AIM OF THE TASK: Reproduce the listing below without any change.

(Collection entries)

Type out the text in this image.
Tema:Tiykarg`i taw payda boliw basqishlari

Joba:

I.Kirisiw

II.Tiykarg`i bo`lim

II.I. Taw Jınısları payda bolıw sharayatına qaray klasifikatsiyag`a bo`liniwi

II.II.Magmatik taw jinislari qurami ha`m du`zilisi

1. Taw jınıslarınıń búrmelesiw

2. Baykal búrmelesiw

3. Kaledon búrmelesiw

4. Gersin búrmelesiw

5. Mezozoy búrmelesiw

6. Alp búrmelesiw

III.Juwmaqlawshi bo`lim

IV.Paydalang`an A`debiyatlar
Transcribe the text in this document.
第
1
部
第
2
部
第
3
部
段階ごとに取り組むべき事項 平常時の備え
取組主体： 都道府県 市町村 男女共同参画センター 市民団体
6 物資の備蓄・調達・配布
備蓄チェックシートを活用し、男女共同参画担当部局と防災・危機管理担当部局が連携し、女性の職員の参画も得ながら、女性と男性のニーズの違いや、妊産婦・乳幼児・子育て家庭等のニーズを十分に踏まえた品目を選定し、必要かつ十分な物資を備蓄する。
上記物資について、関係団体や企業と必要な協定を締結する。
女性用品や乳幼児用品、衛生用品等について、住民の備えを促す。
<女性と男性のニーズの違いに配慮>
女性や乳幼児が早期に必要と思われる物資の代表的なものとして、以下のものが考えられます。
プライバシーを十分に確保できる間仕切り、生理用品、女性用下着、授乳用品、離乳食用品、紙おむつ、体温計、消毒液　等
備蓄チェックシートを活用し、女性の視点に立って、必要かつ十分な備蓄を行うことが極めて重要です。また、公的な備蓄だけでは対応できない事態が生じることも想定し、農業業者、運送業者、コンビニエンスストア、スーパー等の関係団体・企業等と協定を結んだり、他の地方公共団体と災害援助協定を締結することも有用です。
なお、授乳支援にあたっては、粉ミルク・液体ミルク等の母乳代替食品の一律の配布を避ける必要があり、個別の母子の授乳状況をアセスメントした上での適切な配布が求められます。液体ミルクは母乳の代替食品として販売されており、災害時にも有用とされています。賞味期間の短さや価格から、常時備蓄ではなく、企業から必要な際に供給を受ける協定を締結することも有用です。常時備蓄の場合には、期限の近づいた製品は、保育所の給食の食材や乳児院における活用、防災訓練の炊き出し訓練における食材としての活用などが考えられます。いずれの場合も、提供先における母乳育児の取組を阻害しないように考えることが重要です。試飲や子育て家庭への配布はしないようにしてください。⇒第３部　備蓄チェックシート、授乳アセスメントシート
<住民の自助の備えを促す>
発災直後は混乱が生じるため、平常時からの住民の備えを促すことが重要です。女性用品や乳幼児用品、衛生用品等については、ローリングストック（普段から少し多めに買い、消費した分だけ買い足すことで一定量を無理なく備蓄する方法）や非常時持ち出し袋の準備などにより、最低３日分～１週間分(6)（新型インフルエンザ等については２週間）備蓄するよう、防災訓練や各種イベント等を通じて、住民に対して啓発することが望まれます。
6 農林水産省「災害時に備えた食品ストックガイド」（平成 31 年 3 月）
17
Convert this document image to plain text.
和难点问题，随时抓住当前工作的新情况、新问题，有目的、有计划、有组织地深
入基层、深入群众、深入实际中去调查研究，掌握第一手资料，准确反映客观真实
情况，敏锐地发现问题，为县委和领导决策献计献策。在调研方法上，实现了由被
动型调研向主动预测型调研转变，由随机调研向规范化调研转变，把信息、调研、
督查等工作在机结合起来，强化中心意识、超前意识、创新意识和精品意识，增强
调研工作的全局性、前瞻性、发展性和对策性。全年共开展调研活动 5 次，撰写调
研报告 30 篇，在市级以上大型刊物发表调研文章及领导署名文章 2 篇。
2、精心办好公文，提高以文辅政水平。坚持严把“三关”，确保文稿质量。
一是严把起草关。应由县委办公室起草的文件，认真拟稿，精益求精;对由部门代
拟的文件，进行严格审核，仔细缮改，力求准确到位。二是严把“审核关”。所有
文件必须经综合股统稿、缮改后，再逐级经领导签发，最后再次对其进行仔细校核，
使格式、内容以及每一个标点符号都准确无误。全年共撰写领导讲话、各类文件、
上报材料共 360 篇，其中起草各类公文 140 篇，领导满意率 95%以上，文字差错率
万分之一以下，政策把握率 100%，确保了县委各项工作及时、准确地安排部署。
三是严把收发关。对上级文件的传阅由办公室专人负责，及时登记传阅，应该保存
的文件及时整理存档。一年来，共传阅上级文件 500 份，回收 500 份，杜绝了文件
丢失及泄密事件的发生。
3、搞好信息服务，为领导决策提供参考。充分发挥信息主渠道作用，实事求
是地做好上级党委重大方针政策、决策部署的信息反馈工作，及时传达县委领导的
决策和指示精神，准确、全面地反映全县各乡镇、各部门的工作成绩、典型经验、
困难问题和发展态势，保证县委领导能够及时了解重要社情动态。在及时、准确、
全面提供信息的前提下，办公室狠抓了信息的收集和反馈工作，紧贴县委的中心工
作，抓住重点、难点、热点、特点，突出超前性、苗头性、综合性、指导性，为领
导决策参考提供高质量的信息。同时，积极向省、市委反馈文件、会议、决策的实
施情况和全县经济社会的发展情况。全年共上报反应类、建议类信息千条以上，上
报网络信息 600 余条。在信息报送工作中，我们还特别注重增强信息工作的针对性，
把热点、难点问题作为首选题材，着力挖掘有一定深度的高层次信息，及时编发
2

SOLUTION TO THE EXERCISE:
Type out the text in this image.
Tema:Tiykarg`i taw payda boliw basqishlari

Joba:

I.Kirisiw

II.Tiykarg`i bo`lim

II.I. Taw Jınısları payda bolıw sharayatına qaray klasifikatsiyag`a bo`liniwi

II.II.Magmatik taw jinislari qurami ha`m du`zilisi

1. Taw jınıslarınıń búrmelesiw

2. Baykal búrmelesiw

3. Kaledon búrmelesiw

4. Gersin búrmelesiw

5. Mezozoy búrmelesiw

6. Alp búrmelesiw

III.Juwmaqlawshi bo`lim

IV.Paydalang`an A`debiyatlar
Transcribe the text in this document.
第
1
部
第
2
部
第
3
部
段階ごとに取り組むべき事項 平常時の備え
取組主体： 都道府県 市町村 男女共同参画センター 市民団体
6 物資の備蓄・調達・配布
備蓄チェックシートを活用し、男女共同参画担当部局と防災・危機管理担当部局が連携し、女性の職員の参画も得ながら、女性と男性のニーズの違いや、妊産婦・乳幼児・子育て家庭等のニーズを十分に踏まえた品目を選定し、必要かつ十分な物資を備蓄する。
上記物資について、関係団体や企業と必要な協定を締結する。
女性用品や乳幼児用品、衛生用品等について、住民の備えを促す。
<女性と男性のニーズの違いに配慮>
女性や乳幼児が早期に必要と思われる物資の代表的なものとして、以下のものが考えられます。
プライバシーを十分に確保できる間仕切り、生理用品、女性用下着、授乳用品、離乳食用品、紙おむつ、体温計、消毒液　等
備蓄チェックシートを活用し、女性の視点に立って、必要かつ十分な備蓄を行うことが極めて重要です。また、公的な備蓄だけでは対応できない事態が生じることも想定し、農業業者、運送業者、コンビニエンスストア、スーパー等の関係団体・企業等と協定を結んだり、他の地方公共団体と災害援助協定を締結することも有用です。
なお、授乳支援にあたっては、粉ミルク・液体ミルク等の母乳代替食品の一律の配布を避ける必要があり、個別の母子の授乳状況をアセスメントした上での適切な配布が求められます。液体ミルクは母乳の代替食品として販売されており、災害時にも有用とされています。賞味期間の短さや価格から、常時備蓄ではなく、企業から必要な際に供給を受ける協定を締結することも有用です。常時備蓄の場合には、期限の近づいた製品は、保育所の給食の食材や乳児院における活用、防災訓練の炊き出し訓練における食材としての活用などが考えられます。いずれの場合も、提供先における母乳育児の取組を阻害しないように考えることが重要です。試飲や子育て家庭への配布はしないようにしてください。⇒第３部　備蓄チェックシート、授乳アセスメントシート
<住民の自助の備えを促す>
発災直後は混乱が生じるため、平常時からの住民の備えを促すことが重要です。女性用品や乳幼児用品、衛生用品等については、ローリングストック（普段から少し多めに買い、消費した分だけ買い足すことで一定量を無理なく備蓄する方法）や非常時持ち出し袋の準備などにより、最低３日分～１週間分(6)（新型インフルエンザ等については２週間）備蓄するよう、防災訓練や各種イベント等を通じて、住民に対して啓発することが望まれます。
6 農林水産省「災害時に備えた食品ストックガイド」（平成 31 年 3 月）
17
Convert this document image to plain text.
和难点问题，随时抓住当前工作的新情况、新问题，有目的、有计划、有组织地深
入基层、深入群众、深入实际中去调查研究，掌握第一手资料，准确反映客观真实
情况，敏锐地发现问题，为县委和领导决策献计献策。在调研方法上，实现了由被
动型调研向主动预测型调研转变，由随机调研向规范化调研转变，把信息、调研、
督查等工作在机结合起来，强化中心意识、超前意识、创新意识和精品意识，增强
调研工作的全局性、前瞻性、发展性和对策性。全年共开展调研活动 5 次，撰写调
研报告 30 篇，在市级以上大型刊物发表调研文章及领导署名文章 2 篇。
2、精心办好公文，提高以文辅政水平。坚持严把“三关”，确保文稿质量。
一是严把起草关。应由县委办公室起草的文件，认真拟稿，精益求精;对由部门代
拟的文件，进行严格审核，仔细缮改，力求准确到位。二是严把“审核关”。所有
文件必须经综合股统稿、缮改后，再逐级经领导签发，最后再次对其进行仔细校核，
使格式、内容以及每一个标点符号都准确无误。全年共撰写领导讲话、各类文件、
上报材料共 360 篇，其中起草各类公文 140 篇，领导满意率 95%以上，文字差错率
万分之一以下，政策把握率 100%，确保了县委各项工作及时、准确地安排部署。
三是严把收发关。对上级文件的传阅由办公室专人负责，及时登记传阅，应该保存
的文件及时整理存档。一年来，共传阅上级文件 500 份，回收 500 份，杜绝了文件
丢失及泄密事件的发生。
3、搞好信息服务，为领导决策提供参考。充分发挥信息主渠道作用，实事求
是地做好上级党委重大方针政策、决策部署的信息反馈工作，及时传达县委领导的
决策和指示精神，准确、全面地反映全县各乡镇、各部门的工作成绩、典型经验、
困难问题和发展态势，保证县委领导能够及时了解重要社情动态。在及时、准确、
全面提供信息的前提下，办公室狠抓了信息的收集和反馈工作，紧贴县委的中心工
作，抓住重点、难点、热点、特点，突出超前性、苗头性、综合性、指导性，为领
导决策参考提供高质量的信息。同时，积极向省、市委反馈文件、会议、决策的实
施情况和全县经济社会的发展情况。全年共上报反应类、建议类信息千条以上，上
报网络信息 600 余条。在信息报送工作中，我们还特别注重增强信息工作的针对性，
把热点、难点问题作为首选题材，着力挖掘有一定深度的高层次信息，及时编发
2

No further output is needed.